EXERCISE AIM
How many lines hold the string "title"? Reply with the number alone.

MATERIAL FOR THE TASK
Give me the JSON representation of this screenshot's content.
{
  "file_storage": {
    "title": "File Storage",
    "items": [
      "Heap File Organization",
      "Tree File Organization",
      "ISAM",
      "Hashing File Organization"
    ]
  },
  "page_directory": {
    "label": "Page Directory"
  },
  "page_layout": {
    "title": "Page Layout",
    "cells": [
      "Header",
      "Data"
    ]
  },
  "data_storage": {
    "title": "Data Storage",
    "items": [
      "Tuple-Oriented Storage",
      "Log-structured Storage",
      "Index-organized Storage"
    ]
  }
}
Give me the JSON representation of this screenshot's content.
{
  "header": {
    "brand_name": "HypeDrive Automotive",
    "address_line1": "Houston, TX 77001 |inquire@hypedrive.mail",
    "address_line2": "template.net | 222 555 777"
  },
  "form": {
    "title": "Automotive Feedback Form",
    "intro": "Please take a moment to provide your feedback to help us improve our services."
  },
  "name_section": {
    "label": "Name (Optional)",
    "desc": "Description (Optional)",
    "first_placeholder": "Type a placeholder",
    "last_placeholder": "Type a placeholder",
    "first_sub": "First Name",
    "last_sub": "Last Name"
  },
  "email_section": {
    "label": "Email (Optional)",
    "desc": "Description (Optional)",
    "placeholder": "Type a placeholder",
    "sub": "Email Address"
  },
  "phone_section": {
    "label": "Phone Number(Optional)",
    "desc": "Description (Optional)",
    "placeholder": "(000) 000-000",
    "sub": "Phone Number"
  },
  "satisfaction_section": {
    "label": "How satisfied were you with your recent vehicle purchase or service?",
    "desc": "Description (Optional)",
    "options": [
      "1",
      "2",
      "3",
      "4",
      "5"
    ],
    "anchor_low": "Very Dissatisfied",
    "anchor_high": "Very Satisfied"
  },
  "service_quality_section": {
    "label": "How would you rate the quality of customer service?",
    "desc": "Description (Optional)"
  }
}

SOLUTION TO THIS PROBLEM
4